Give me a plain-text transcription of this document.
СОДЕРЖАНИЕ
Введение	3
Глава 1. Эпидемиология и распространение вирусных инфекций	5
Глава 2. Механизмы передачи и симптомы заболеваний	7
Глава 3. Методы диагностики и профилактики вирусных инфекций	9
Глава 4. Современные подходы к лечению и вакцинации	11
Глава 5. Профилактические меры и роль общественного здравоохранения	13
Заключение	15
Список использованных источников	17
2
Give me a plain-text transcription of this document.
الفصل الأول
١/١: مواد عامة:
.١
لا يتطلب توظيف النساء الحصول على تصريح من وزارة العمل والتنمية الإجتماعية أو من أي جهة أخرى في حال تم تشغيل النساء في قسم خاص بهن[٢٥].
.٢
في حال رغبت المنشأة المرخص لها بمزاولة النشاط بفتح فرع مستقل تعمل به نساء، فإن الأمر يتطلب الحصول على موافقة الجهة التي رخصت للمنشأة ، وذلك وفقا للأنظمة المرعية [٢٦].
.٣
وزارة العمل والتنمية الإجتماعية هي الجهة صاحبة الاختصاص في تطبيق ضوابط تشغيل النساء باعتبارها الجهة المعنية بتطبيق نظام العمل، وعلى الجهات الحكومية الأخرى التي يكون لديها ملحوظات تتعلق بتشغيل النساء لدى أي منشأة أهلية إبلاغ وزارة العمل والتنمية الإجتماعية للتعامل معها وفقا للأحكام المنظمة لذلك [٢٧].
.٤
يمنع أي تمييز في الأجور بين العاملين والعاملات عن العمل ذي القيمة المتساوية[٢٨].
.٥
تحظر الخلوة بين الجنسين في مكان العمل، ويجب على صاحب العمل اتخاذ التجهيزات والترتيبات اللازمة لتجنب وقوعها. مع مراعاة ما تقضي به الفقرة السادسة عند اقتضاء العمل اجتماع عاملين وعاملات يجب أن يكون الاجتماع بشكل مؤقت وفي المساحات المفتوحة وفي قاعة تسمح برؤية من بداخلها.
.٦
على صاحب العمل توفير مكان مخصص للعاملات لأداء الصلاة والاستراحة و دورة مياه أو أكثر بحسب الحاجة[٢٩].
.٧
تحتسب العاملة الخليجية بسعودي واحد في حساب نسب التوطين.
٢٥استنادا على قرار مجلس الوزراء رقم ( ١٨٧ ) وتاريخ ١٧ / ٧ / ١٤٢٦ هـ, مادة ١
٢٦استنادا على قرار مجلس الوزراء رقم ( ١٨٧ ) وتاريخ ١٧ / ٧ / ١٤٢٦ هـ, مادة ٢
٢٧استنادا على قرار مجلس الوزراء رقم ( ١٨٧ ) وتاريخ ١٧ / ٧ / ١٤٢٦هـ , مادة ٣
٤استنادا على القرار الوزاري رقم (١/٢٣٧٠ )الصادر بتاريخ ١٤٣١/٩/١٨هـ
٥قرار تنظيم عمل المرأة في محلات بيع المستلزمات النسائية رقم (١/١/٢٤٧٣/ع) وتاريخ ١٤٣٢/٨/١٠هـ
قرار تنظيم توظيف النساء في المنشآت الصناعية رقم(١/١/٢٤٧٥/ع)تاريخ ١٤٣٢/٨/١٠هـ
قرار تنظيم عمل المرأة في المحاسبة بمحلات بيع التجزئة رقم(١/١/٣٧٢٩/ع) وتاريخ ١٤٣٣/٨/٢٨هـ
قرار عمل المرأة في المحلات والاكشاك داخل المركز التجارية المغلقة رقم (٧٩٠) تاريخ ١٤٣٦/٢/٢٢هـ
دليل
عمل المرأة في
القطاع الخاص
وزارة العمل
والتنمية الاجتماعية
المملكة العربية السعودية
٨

_ _ _ _ _ _ _

→ **DIRECTION**
Using the entries above, please restate each one word for word.

→ **SOLUTION FOR THIS EXERCISE**
Give me a plain-text transcription of this document.
СОДЕРЖАНИЕ
Введение	3
Глава 1. Эпидемиология и распространение вирусных инфекций	5
Глава 2. Механизмы передачи и симптомы заболеваний	7
Глава 3. Методы диагностики и профилактики вирусных инфекций	9
Глава 4. Современные подходы к лечению и вакцинации	11
Глава 5. Профилактические меры и роль общественного здравоохранения	13
Заключение	15
Список использованных источников	17
2
Give me a plain-text transcription of this document.
الفصل الأول
١/١: مواد عامة:
.١
لا يتطلب توظيف النساء الحصول على تصريح من وزارة العمل والتنمية الإجتماعية أو من أي جهة أخرى في حال تم تشغيل النساء في قسم خاص بهن[٢٥].
.٢
في حال رغبت المنشأة المرخص لها بمزاولة النشاط بفتح فرع مستقل تعمل به نساء، فإن الأمر يتطلب الحصول على موافقة الجهة التي رخصت للمنشأة ، وذلك وفقا للأنظمة المرعية [٢٦].
.٣
وزارة العمل والتنمية الإجتماعية هي الجهة صاحبة الاختصاص في تطبيق ضوابط تشغيل النساء باعتبارها الجهة المعنية بتطبيق نظام العمل، وعلى الجهات الحكومية الأخرى التي يكون لديها ملحوظات تتعلق بتشغيل النساء لدى أي منشأة أهلية إبلاغ وزارة العمل والتنمية الإجتماعية للتعامل معها وفقا للأحكام المنظمة لذلك [٢٧].
.٤
يمنع أي تمييز في الأجور بين العاملين والعاملات عن العمل ذي القيمة المتساوية[٢٨].
.٥
تحظر الخلوة بين الجنسين في مكان العمل، ويجب على صاحب العمل اتخاذ التجهيزات والترتيبات اللازمة لتجنب وقوعها. مع مراعاة ما تقضي به الفقرة السادسة عند اقتضاء العمل اجتماع عاملين وعاملات يجب أن يكون الاجتماع بشكل مؤقت وفي المساحات المفتوحة وفي قاعة تسمح برؤية من بداخلها.
.٦
على صاحب العمل توفير مكان مخصص للعاملات لأداء الصلاة والاستراحة و دورة مياه أو أكثر بحسب الحاجة[٢٩].
.٧
تحتسب العاملة الخليجية بسعودي واحد في حساب نسب التوطين.
٢٥استنادا على قرار مجلس الوزراء رقم ( ١٨٧ ) وتاريخ ١٧ / ٧ / ١٤٢٦ هـ, مادة ١
٢٦استنادا على قرار مجلس الوزراء رقم ( ١٨٧ ) وتاريخ ١٧ / ٧ / ١٤٢٦ هـ, مادة ٢
٢٧استنادا على قرار مجلس الوزراء رقم ( ١٨٧ ) وتاريخ ١٧ / ٧ / ١٤٢٦هـ , مادة ٣
٤استنادا على القرار الوزاري رقم (١/٢٣٧٠ )الصادر بتاريخ ١٤٣١/٩/١٨هـ
٥قرار تنظيم عمل المرأة في محلات بيع المستلزمات النسائية رقم (١/١/٢٤٧٣/ع) وتاريخ ١٤٣٢/٨/١٠هـ
قرار تنظيم توظيف النساء في المنشآت الصناعية رقم(١/١/٢٤٧٥/ع)تاريخ ١٤٣٢/٨/١٠هـ
قرار تنظيم عمل المرأة في المحاسبة بمحلات بيع التجزئة رقم(١/١/٣٧٢٩/ع) وتاريخ ١٤٣٣/٨/٢٨هـ
قرار عمل المرأة في المحلات والاكشاك داخل المركز التجارية المغلقة رقم (٧٩٠) تاريخ ١٤٣٦/٢/٢٢هـ
دليل
عمل المرأة في
القطاع الخاص
وزارة العمل
والتنمية الاجتماعية
المملكة العربية السعودية
٨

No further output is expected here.